Exercise
Copy out each line that has "mismos" in it.

# Start of Source data

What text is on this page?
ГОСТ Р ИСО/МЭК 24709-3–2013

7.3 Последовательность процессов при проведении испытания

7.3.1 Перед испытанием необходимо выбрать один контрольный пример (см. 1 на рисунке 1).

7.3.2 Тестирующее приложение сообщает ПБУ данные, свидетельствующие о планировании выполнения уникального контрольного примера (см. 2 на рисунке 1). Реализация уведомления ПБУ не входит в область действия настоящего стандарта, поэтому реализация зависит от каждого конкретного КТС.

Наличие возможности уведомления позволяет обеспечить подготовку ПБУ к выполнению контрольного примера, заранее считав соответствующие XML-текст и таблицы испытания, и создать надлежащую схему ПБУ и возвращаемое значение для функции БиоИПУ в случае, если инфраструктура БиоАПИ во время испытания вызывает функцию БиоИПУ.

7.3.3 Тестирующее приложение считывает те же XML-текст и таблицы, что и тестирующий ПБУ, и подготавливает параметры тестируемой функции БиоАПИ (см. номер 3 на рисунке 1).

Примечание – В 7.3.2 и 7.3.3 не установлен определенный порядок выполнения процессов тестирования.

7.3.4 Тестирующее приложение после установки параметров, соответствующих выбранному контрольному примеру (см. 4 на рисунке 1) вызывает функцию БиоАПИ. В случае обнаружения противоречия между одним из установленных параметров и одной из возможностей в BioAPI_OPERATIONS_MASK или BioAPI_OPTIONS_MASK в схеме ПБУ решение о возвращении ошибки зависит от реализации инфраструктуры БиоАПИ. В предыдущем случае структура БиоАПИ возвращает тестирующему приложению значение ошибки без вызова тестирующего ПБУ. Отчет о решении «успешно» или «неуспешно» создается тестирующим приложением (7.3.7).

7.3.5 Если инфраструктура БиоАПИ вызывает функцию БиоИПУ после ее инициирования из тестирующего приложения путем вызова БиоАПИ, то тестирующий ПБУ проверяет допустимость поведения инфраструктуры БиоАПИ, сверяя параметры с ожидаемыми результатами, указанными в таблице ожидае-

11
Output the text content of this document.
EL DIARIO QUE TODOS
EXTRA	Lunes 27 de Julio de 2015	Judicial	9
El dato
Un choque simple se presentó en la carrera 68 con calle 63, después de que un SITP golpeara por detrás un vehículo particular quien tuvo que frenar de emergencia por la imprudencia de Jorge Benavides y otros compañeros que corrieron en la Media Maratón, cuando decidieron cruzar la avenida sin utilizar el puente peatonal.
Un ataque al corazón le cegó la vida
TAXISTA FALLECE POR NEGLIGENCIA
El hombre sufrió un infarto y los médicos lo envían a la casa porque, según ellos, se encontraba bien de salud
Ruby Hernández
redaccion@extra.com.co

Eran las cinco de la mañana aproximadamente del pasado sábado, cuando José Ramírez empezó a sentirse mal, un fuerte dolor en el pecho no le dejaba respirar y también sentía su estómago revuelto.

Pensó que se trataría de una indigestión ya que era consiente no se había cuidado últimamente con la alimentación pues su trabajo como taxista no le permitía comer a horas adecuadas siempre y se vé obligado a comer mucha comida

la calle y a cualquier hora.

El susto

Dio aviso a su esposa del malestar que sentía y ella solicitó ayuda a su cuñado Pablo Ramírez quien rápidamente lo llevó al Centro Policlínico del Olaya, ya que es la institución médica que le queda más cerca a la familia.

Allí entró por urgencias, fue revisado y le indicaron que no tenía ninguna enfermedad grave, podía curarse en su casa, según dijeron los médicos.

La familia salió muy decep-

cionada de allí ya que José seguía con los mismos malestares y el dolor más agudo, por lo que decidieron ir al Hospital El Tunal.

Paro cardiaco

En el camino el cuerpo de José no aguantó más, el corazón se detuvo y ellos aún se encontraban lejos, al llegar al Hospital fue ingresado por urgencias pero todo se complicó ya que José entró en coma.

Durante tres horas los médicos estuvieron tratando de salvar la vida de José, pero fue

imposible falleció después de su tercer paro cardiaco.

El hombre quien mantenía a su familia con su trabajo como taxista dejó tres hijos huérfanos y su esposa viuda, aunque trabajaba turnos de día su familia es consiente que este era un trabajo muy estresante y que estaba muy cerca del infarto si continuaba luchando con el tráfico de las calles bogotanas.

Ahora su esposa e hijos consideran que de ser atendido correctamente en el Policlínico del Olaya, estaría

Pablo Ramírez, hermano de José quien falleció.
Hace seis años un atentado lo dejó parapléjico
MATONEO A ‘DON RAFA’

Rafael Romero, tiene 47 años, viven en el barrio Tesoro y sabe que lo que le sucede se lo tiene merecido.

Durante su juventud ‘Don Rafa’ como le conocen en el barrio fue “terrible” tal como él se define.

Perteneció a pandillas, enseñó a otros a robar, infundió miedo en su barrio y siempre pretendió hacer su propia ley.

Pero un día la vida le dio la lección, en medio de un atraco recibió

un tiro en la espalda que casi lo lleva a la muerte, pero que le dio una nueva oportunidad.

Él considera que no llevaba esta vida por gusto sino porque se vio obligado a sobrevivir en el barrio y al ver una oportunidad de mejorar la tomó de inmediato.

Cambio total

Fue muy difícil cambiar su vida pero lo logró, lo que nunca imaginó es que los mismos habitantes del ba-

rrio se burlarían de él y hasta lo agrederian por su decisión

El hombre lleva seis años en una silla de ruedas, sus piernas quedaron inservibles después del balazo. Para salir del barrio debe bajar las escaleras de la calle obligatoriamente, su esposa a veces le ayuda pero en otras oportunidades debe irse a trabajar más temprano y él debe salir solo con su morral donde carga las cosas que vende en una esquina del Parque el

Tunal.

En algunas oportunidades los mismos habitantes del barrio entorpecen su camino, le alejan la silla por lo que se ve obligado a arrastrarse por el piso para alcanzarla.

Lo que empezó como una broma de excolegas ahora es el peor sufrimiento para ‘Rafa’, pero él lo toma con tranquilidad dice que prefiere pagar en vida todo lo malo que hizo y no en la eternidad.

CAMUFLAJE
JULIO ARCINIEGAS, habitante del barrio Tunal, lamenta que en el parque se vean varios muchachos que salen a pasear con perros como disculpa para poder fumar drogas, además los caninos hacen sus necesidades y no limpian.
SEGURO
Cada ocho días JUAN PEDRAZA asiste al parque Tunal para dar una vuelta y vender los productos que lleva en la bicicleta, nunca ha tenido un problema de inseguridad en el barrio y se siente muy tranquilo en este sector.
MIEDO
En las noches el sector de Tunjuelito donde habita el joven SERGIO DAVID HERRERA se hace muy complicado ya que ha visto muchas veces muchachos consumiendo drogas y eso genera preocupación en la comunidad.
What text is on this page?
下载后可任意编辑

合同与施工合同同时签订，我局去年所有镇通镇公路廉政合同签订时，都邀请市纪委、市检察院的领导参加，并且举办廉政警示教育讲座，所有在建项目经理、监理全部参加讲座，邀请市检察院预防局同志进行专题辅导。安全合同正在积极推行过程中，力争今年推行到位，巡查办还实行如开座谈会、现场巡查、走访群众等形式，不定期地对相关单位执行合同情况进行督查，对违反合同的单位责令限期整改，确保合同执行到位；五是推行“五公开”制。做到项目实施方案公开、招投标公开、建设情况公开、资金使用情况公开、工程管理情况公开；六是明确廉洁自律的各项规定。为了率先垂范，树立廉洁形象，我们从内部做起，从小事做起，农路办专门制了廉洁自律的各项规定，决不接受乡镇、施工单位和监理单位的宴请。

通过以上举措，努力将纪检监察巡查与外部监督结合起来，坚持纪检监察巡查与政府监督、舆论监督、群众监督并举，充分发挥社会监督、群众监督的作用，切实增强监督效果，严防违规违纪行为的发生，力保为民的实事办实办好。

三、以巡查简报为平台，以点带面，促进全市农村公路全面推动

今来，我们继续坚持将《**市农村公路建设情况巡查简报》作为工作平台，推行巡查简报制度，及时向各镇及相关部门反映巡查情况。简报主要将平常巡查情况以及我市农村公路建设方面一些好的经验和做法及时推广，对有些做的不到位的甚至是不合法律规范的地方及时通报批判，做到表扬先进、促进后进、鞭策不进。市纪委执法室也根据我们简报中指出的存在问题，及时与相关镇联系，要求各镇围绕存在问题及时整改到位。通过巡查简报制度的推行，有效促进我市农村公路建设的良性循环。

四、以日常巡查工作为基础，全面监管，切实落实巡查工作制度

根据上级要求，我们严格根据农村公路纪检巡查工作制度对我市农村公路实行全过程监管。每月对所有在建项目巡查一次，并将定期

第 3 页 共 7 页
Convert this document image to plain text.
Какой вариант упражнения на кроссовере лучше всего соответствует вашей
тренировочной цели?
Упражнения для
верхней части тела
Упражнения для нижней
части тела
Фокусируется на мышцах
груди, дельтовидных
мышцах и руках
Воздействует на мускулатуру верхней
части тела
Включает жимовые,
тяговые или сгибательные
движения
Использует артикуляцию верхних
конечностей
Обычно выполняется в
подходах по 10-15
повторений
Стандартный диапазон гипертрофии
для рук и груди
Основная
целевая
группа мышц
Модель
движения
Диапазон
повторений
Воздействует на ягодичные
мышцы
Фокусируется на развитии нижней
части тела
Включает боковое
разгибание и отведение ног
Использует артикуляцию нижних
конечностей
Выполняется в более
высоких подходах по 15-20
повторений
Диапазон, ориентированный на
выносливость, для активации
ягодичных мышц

# End of Source data

Solution to this task
cionada de allí ya que José seguía con los mismos malestares y el dolor más agudo, por lo que decidieron ir al Hospital El Tunal.
Fue muy difícil cambiar su vida pero lo logró, lo que nunca imaginó es que los mismos habitantes del ba-
En algunas oportunidades los mismos habitantes del barrio entorpecen su camino, le alejan la silla por lo que se ve obligado a arrastrarse por el piso para alcanzarla.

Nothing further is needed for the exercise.